Extrait:
::::::::::
7. Passage d’encres III - 1er trimestre 2016 - issn en cours.

SPHINX

« On a donné à ces insectes le nom de sphinx à cause de la forme et de l’attitude singulière de leurs chenilles [. ..) les insectes de ce genre ont presque tous quelque chose de remarquable. »
M. Geoffroy. Histoire abrégée des insectes, II, 1762.

« Pour le traquer, il faut s’armer d’espoir et de dés à coudre. Et aussi de fourchettes.
Soigneusement. On peut encore l’occire.
D’un coup d’action de chemin de fer.
Et le charmer avec des sourires et du savon. »

À en croire le Boulanger – et l’Homme à la Cloche ne l’avait aucunement démenti –, c’était la méthode éprouvée pour chasser le Snark. Pour chasser le Sphinx (si on a cela en tête) c’est une autre histoire. Là, Lewis Carroll est de peu de secours. Et il est vrai que sur le gazon de Christ Church College on l’avait vu plus souvent la chambre photographique sur l’épaule que le filet à papillons à la main. Lui, ce qu’il ai­mait, c’était immobiliser les fillettes sur une plaque de verre, la tête en bas, figées dans la gélatine argentique.
::::::::::
Consignes:
(1) Recopiez à l'identique l'extrait sur le Sphinx, depuis « 7. Passage d’encres » jusqu'à « peut encore l’occire. ».
(2) Rédigez la suite de l'extrait sur la chasse au Sphinx, à partir de sa dernière phrase.

Données fournies:
::::::::::
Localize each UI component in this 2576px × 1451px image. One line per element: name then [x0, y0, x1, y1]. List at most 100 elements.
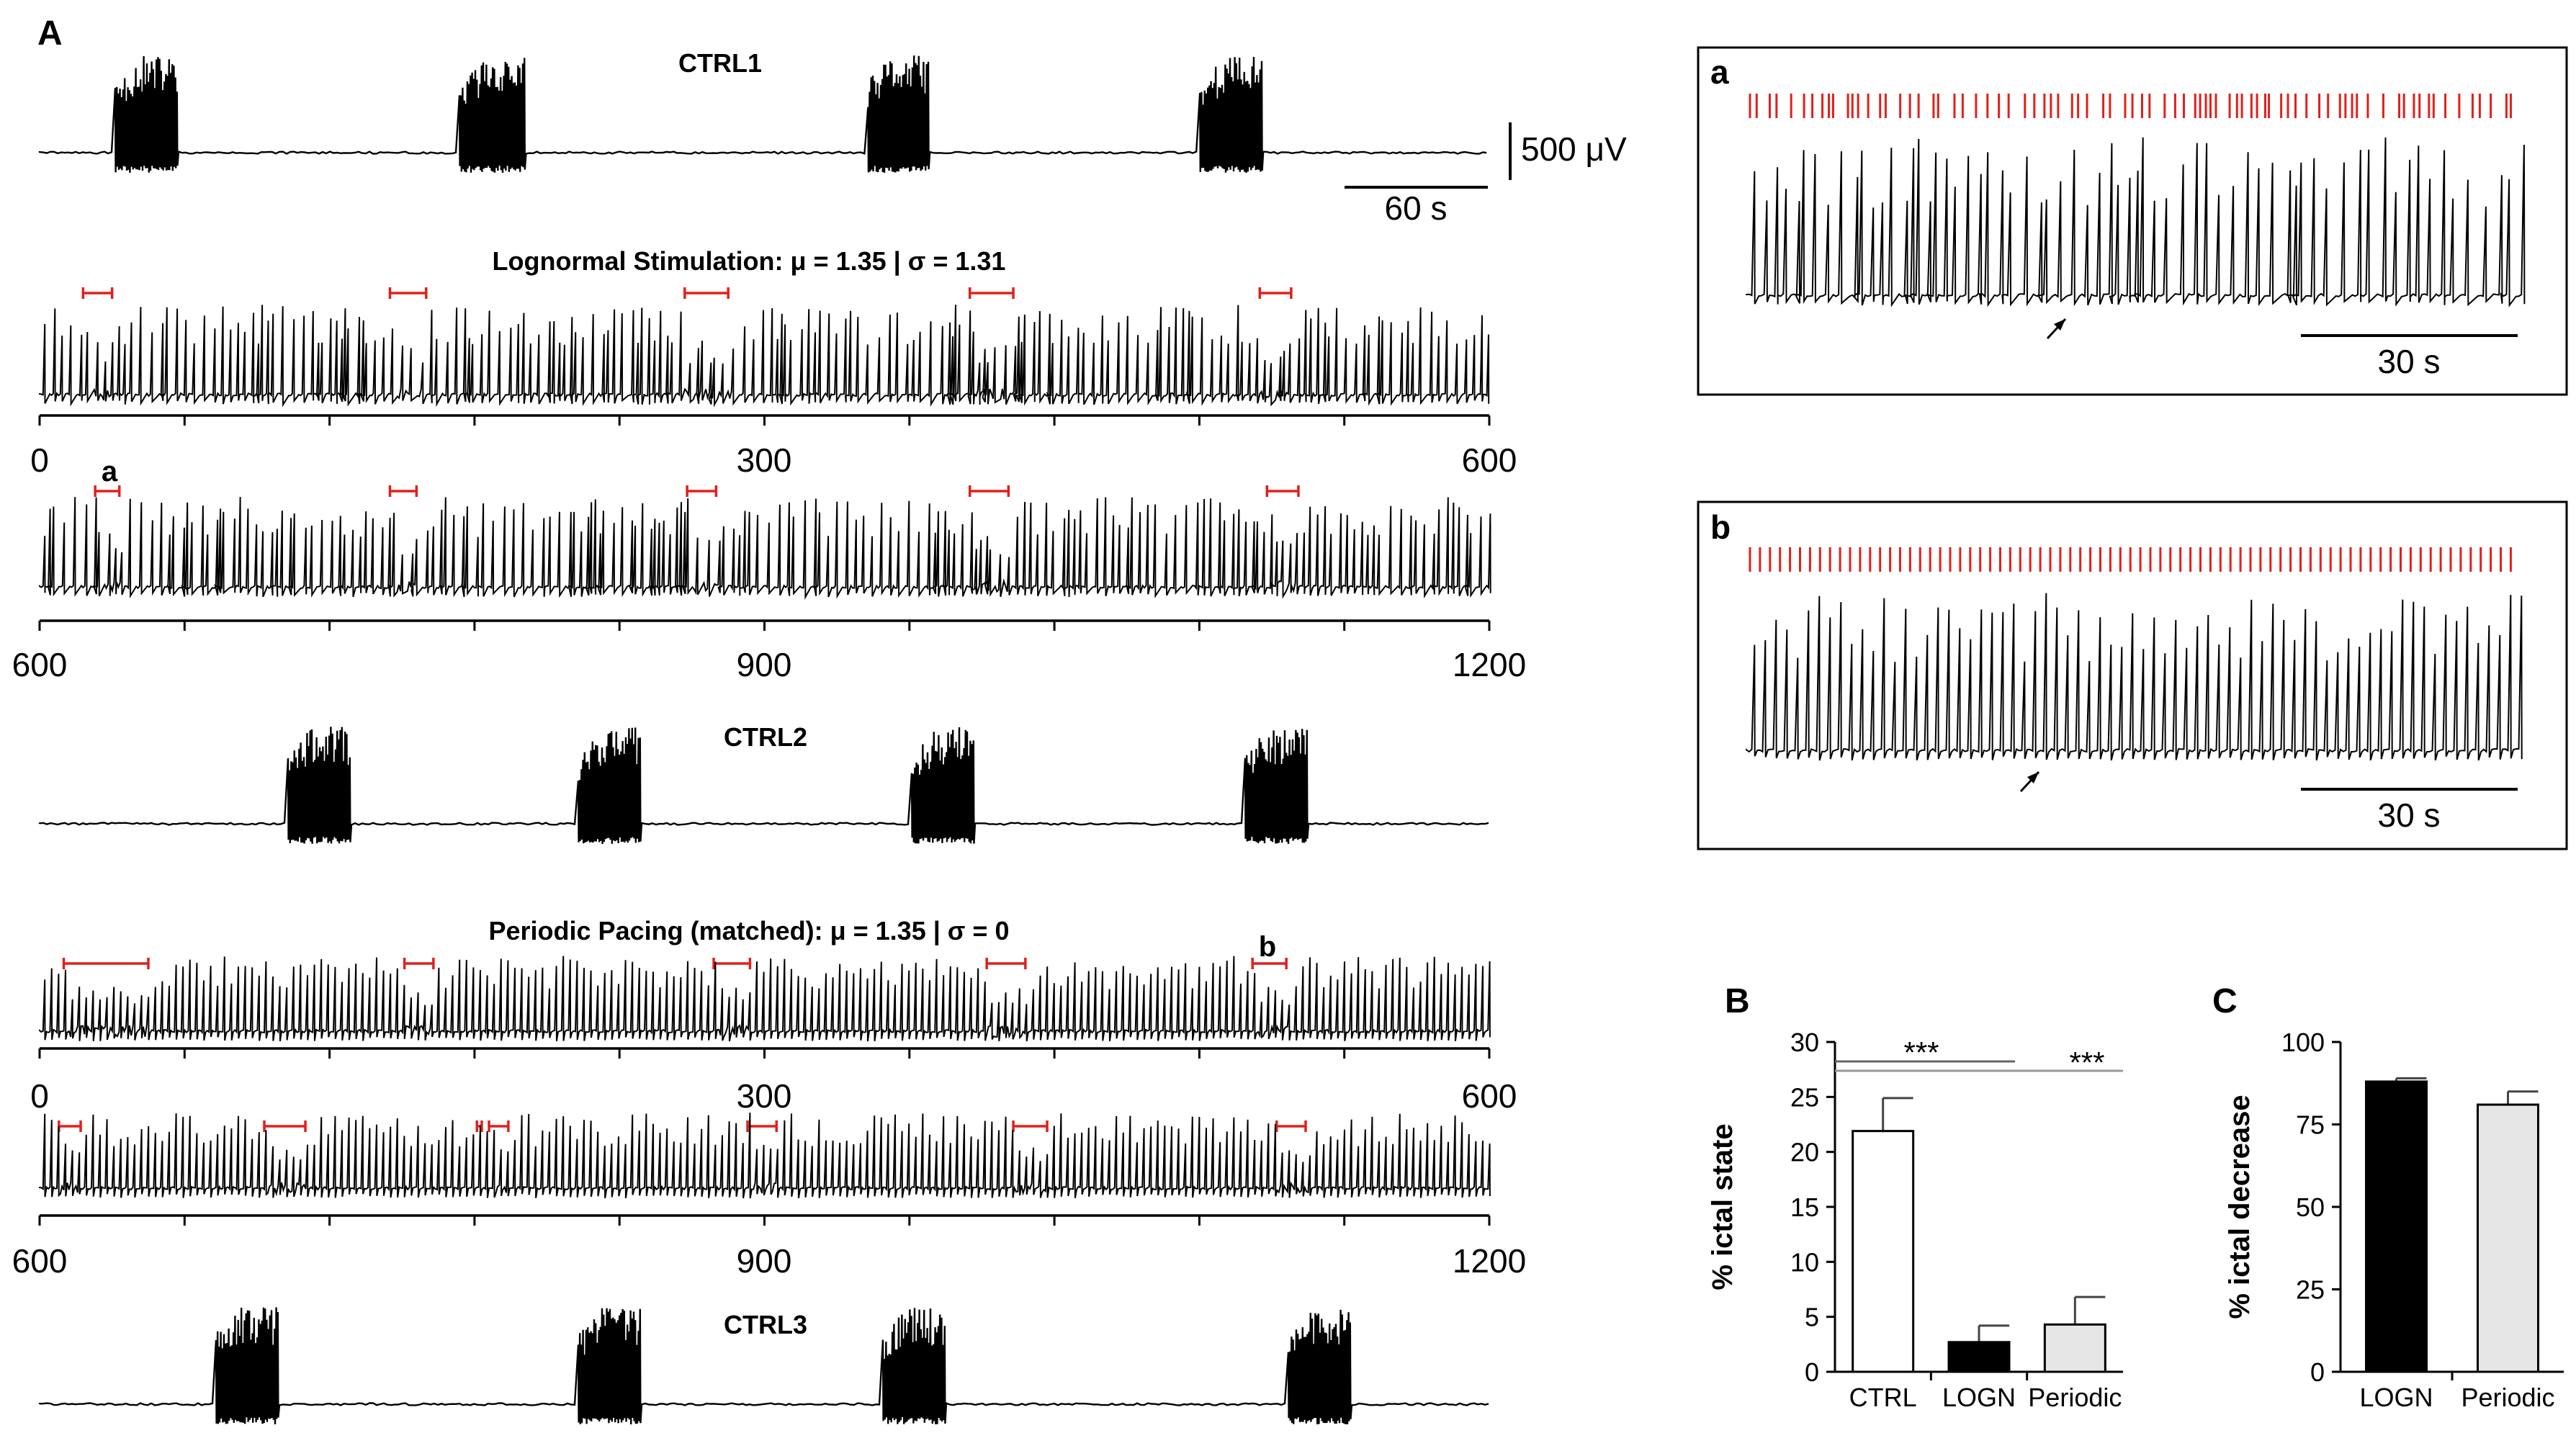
::::::::::
Réponses:
(1)
7. Passage d’encres III - 1er trimestre 2016 - issn en cours.

SPHINX

« On a donné à ces insectes le nom de sphinx à cause de la forme et de l’attitude singulière de leurs chenilles [. ..) les insectes de ce genre ont presque tous quelque chose de remarquable. »
M. Geoffroy. Histoire abrégée des insectes, II, 1762.

« Pour le traquer, il faut s’armer d’espoir et de dés à coudre. Et aussi de fourchettes.
Soigneusement. On peut encore l’occire.

(2)
L’enfant et l’insecte sont des proies faciles. Il y a moins de différence qu’il n’y paraît dans le traitement qu’elles ont à subir. La pose définitive est au bout. Le bain révélateur va fixer l’image latente ; sur l’étaloir, les épingles et les bandelettes assurent à jamais la stricte rectitude des ailes et du corps. Des années plus tard, l’album de photos et la boîte à papillons témoignent du cours arrêté des choses, parlent de l’éphémère.
Et pourtant, ce qu’on voit sous le couvercle vitré paraît toujours en attente de mouvement. La collection est un aérodrome et de vieux noms de guerre reviennent en mémoire : Spitfire, Yak, Messerschmitt, Dewoitine. Mêmes ailes étroites, portance calculée au plus près, bord d’attaque et bord de fuite justement profilés et peinture de camouflage en taches ondoyantes, lignes brisées, trompe-l’œil de l’avion au sol. Parfois, un ocelle, c’est une cocarde. Et ces bandes noires alternées sur l’abdomen. on les a vues aussi sur les carlingues.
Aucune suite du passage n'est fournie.